What you should do:
Render the lines from the one containing "Patent image size: (414, 462)." to the one containing "The axial duct 45 is at (203, 159).", inclusive, as a Markdown table with the columns Row and Text. Row holds a running number and Text holds the line; omit blank lines.

-- Start Provided records --

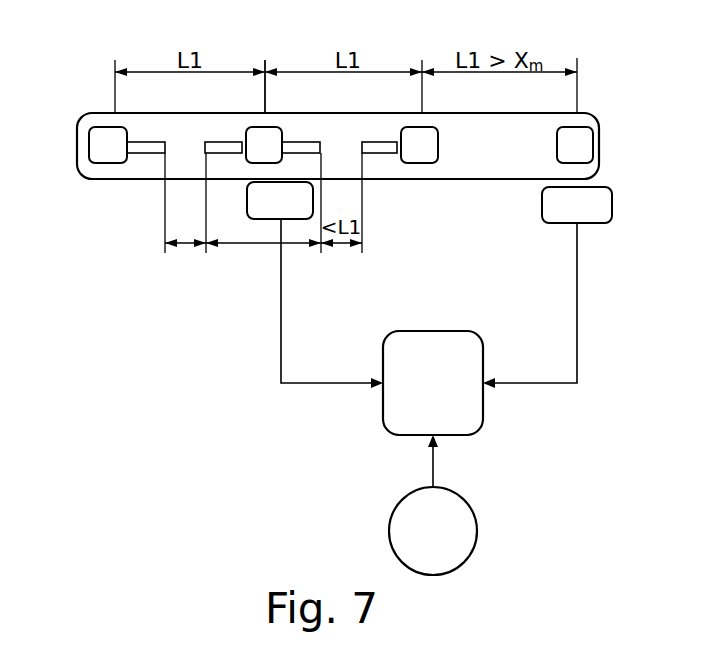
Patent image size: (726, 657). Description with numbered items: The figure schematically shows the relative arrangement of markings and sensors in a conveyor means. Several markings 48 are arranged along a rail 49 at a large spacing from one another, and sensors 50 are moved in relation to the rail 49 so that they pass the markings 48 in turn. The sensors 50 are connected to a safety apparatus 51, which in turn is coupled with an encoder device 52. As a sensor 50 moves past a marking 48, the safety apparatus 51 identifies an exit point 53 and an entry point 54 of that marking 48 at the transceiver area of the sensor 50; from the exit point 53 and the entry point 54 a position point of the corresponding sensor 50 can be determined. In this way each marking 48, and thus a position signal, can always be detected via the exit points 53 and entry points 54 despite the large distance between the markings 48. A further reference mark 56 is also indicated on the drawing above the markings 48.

The transducer 48 is at (100, 126).
The gap 49 is at (490, 140).
The signal handler 50 is at (262, 224).
The control unit 51 is at (465, 413).
The sensor 52 is at (467, 525).
The first electrode 53 is at (165, 260).
The second electrode 54 is at (206, 260).
The reference position 56 is at (264, 57).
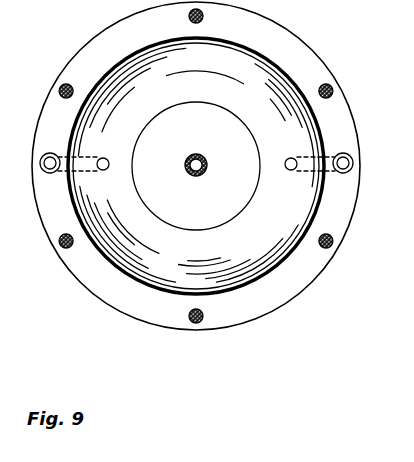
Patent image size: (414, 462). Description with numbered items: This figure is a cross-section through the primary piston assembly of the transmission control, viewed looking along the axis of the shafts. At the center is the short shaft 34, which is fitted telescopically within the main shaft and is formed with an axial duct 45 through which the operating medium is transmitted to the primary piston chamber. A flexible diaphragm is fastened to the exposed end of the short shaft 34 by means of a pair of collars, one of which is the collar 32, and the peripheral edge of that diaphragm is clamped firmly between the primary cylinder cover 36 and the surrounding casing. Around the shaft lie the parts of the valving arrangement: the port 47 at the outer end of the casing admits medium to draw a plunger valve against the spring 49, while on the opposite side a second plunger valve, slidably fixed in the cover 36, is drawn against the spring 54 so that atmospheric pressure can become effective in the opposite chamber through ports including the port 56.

The collar 32 is at (198, 111).
The short shaft 34 is at (198, 157).
The primary cylinder cover 36 is at (350, 134).
The axial duct 45 is at (203, 159).
The port 47 is at (123, 140).
The spring 49 is at (58, 130).
The spring 54 is at (381, 160).
The port 56 is at (292, 158).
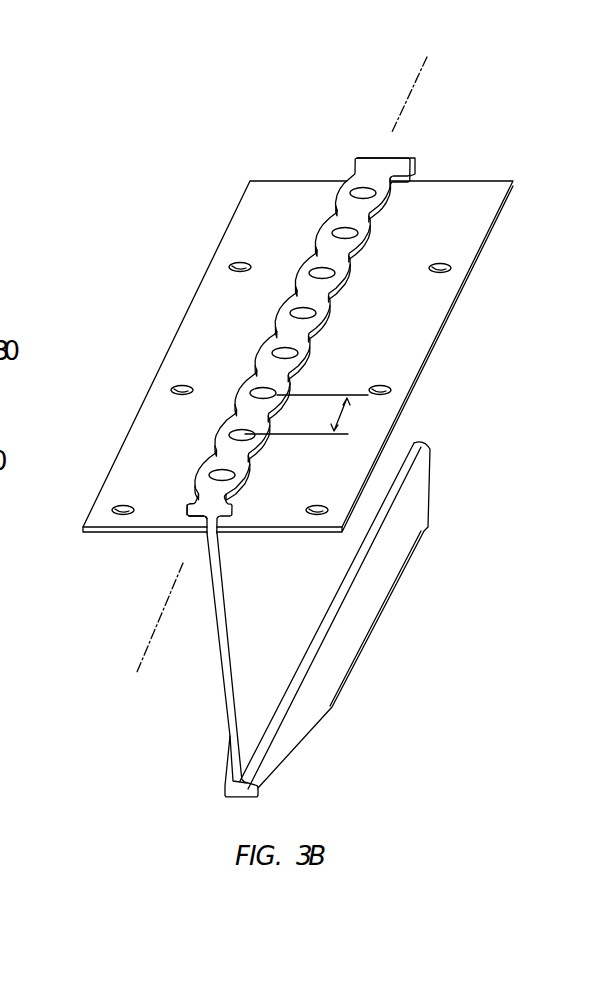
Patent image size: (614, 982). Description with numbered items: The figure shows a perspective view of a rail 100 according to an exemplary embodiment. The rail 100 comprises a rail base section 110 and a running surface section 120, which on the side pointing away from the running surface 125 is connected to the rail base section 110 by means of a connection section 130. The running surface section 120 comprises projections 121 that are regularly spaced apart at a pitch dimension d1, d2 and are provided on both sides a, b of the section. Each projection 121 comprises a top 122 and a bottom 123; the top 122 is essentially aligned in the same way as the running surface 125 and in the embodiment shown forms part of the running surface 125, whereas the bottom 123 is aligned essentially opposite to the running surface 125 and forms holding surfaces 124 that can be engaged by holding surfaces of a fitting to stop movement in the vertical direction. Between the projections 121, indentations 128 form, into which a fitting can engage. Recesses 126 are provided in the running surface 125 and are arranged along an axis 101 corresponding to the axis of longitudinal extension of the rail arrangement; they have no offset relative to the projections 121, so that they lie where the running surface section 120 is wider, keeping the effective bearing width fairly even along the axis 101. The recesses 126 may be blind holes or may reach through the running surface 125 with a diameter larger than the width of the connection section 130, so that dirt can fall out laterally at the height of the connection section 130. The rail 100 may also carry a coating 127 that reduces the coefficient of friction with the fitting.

The rail 100 is at (130, 210).
The axis 101 is at (425, 72).
The rail base section 110 is at (473, 240).
The running surface section 120 is at (205, 462).
The projections 121 is at (237, 398).
The top 122 is at (188, 495).
The bottom 123 is at (192, 520).
The holding surfaces 124 is at (207, 518).
The running surface 125 is at (372, 162).
The recesses 126 is at (362, 190).
The coating 127 is at (370, 162).
The indentations 128 is at (270, 330).
The connection section 130 is at (205, 532).
The side a is at (407, 203).
The side b is at (330, 196).
The pitch dimension d1 is at (340, 412).
The pitch dimension d2 is at (340, 414).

-- End Provided records --

Task answer:
| Row | Text |
|---|---|
| 1 | Patent image size: (414, 462). Description with numbered items: This figure is a cross-section through the primary piston assembly of the transmission control, viewed looking along the axis of the shafts. At the center is the short shaft 34, which is fitted telescopically within the main shaft and is formed with an axial duct 45 through which the operating medium is transmitted to the primary piston chamber. A flexible diaphragm is fastened to the exposed end of the short shaft 34 by means of a pair of collars, one of which is the collar 32, and the peripheral edge of that diaphragm is clamped firmly between the primary cylinder cover 36 and the surrounding casing. Around the shaft lie the parts of the valving arrangement: the port 47 at the outer end of the casing admits medium to draw a plunger valve against the spring 49, while on the opposite side a second plunger valve, slidably fixed in the cover 36, is drawn against the spring 54 so that atmospheric pressure can become effective in the opposite chamber through ports including the port 56. |
| 2 | The collar 32 is at (198, 111). |
| 3 | The short shaft 34 is at (198, 157). |
| 4 | The primary cylinder cover 36 is at (350, 134). |
| 5 | The axial duct 45 is at (203, 159). |